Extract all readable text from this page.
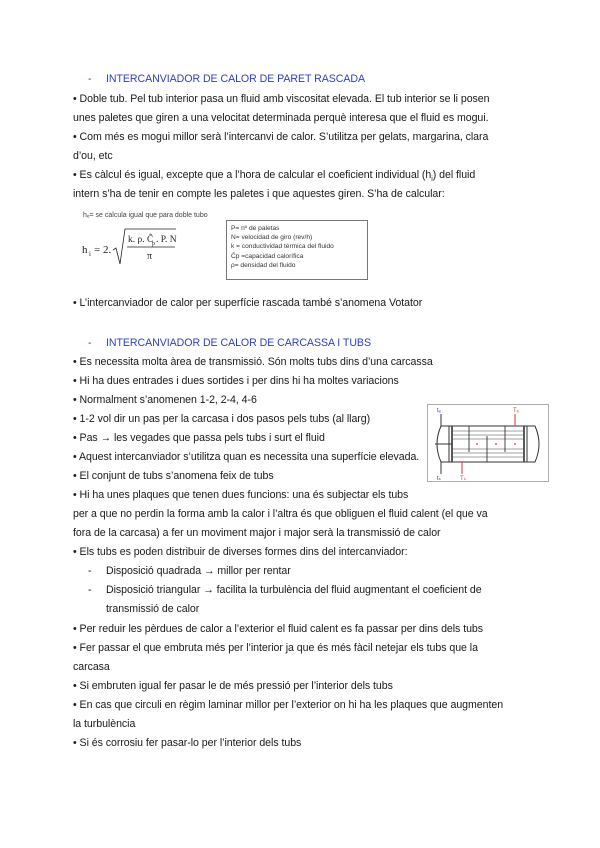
- INTERCANVIADOR DE CALOR DE PARET RASCADA
• Doble tub. Pel tub interior pasa un fluid amb viscositat elevada. El tub interior se li posen
unes paletes que giren a una velocitat determinada perquè interesa que el fluid es mogui.
• Com més es mogui millor serà l’intercanvi de calor. S’utilitza per gelats, margarina, clara
d’ou, etc
• Es càlcul és igual, excepte que a l’hora de calcular el coeficient individual $(h_i)$ del fluid
intern s’ha de tenir en compte les paletes i que aquestes giren. S’ha de calcular:
hₑ= se calcula igual que para doble tubo
h i = 2.
k. ρ. Ĉ
p . P. N
π
P= nº de paletas
N= velocidad de giro (rev/h)
k = conductividad térmica del fluido
Ĉp =capacidad calorífica
ρ= densidad del fluido
• L’intercanviador de calor per superfície rascada també s’anomena Votator
- INTERCANVIADOR DE CALOR DE CARCASSA I TUBS
• Es necessita molta àrea de transmissió. Són molts tubs dins d’una carcassa
• Hi ha dues entrades i dues sortides i per dins hi ha moltes variacions
• Normalment s’anomenen 1-2, 2-4, 4-6
• 1-2 vol dir un pas per la carcasa i dos pasos pels tubs (al llarg)
• Pas → les vegades que passa pels tubs i surt el fluid
• Aquest intercanviador s’utilitza quan es necessita una superfície elevada.
• El conjunt de tubs s’anomena feix de tubs
• Hi ha unes plaques que tenen dues funcions: una és subjectar els tubs
per a que no perdin la forma amb la calor i l’altra és que obliguen el fluid calent (el que va
fora de la carcasa) a fer un moviment major i major serà la transmissió de calor
• Els tubs es poden distribuir de diverses formes dins del intercanviador:
- Disposició quadrada → millor per rentar
- Disposició triangular → facilita la turbulència del fluid augmentant el coeficient de
transmissió de calor
• Per reduir les pèrdues de calor a l’exterior el fluid calent es fa passar per dins dels tubs
• Fer passar el que embruta més per l’interior ja que és més fàcil netejar els tubs que la
carcasa
• Si embruten igual fer pasar le de més pressió per l’interior dels tubs
• En cas que circuli en règim laminar millor per l’exterior on hi ha les plaques que augmenten
la turbulència
• Si és corrosiu fer pasar-lo per l’interior dels tubs
tₑ	Tₑ
Tₛ
tₛ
◇ ◇ ◇
== OBJECTIVE ==
Find every line holding the word "carcasa"; give their count and nothing else.

== RESPONSE TO THE TASK ==
3